* Text block
────────

But that’s not all. We discover, to our delight, that San Do Marian postage stamps are so large they can be used to hold calendars on brick walls. We learn that a man might live in a “nice cool constructed bungalow on Consudeo Street. Yes, just rented only by me. One story, cellar, and insulated attic.” We write down in our little black books that “the best fingerprint expert here in San Do Mar—an unimpeachable scientist named Professor Alberto Silva—” is the man to see about f.p.’s.

And most intriguing of all, we hear about certain San Do Marian “accentings” and are treated to a paragraph’s worth, just to show us that it’s as much an ocular carnivale as an aural extravaganza. I dare you to read the following paragraph without allowing your labials to quiver their way wantonly around the exquisitely em-dashed glottals and portamentoes. Reading it in silence is like browsing Henry Miller with both hands firmly attached to the book.

────────

* Information provided
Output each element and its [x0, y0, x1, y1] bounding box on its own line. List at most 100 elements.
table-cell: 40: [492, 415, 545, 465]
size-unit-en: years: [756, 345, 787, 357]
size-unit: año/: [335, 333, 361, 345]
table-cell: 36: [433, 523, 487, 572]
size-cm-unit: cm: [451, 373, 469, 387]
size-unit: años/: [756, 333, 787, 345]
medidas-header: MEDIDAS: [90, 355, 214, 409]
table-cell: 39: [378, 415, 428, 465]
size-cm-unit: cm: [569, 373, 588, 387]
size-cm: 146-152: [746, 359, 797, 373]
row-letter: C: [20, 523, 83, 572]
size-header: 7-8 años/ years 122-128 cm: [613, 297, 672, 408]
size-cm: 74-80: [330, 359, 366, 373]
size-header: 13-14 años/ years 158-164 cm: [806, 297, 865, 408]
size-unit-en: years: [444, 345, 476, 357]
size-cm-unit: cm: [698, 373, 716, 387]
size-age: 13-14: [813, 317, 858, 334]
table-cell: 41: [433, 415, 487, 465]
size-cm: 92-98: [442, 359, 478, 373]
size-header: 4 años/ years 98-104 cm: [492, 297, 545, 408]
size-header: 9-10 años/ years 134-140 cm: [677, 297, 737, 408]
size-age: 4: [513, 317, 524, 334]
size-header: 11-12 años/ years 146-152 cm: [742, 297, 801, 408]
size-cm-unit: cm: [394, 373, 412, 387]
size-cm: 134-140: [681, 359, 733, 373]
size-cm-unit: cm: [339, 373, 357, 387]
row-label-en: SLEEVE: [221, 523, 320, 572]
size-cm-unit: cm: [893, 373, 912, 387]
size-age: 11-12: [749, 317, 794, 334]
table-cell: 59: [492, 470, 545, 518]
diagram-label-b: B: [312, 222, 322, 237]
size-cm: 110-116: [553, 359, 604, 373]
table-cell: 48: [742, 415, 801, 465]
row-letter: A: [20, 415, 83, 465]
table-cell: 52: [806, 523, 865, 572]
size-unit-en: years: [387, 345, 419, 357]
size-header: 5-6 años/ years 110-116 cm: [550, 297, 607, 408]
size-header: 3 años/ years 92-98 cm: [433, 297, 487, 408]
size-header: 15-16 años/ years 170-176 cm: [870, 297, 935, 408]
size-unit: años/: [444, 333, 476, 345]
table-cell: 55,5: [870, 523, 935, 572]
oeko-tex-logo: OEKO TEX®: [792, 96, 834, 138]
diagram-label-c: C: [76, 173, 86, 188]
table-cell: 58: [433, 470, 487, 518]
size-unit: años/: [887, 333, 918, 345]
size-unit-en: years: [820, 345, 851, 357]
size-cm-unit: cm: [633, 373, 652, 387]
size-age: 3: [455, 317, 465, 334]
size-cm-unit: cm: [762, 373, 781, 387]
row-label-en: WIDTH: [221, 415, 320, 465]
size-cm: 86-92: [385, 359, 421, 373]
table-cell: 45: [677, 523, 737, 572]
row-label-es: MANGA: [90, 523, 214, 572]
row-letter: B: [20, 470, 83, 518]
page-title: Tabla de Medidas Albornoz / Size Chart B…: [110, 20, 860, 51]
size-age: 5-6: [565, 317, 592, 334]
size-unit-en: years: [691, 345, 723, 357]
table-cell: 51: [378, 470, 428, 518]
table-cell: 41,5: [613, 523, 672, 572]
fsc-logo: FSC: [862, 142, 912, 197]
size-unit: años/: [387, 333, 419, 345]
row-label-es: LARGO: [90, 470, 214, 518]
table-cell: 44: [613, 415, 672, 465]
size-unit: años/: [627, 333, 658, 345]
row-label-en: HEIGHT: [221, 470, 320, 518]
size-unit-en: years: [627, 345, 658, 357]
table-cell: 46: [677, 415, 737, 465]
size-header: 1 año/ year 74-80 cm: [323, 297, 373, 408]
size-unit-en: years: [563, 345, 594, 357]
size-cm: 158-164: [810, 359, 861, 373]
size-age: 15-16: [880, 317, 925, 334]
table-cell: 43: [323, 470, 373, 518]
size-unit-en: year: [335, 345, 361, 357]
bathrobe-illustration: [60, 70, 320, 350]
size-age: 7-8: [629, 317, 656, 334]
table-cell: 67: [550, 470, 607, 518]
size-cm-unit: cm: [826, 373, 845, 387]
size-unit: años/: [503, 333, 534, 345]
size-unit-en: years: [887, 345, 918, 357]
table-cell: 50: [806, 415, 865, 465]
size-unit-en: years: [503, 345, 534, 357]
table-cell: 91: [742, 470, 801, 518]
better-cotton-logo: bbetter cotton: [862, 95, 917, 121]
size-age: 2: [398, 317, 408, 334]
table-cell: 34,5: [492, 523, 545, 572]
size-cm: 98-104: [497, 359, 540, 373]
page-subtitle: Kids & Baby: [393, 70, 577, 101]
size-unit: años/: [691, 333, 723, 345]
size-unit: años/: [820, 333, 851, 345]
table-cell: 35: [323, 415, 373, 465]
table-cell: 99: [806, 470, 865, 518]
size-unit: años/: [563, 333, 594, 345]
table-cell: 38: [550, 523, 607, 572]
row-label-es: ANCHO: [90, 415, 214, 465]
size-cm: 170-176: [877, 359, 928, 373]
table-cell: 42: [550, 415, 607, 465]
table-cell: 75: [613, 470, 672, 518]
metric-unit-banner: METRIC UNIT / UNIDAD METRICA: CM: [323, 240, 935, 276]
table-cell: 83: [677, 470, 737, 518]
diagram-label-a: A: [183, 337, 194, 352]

────────

* Work instruction
Answer these from the passage about San Do Mar:
(a) What are San Do Marian postage stamps large enough to do?
(b) On what street is the bungalow?
(c) Reading the paragraph of "accentings" in silence is compared to browsing whose work?
Ignore the records; they have nothing to do with this.

* Response for this exercise
(a) Hold calendars on brick walls.
(b) Consudeo Street.
(c) Henry Miller's.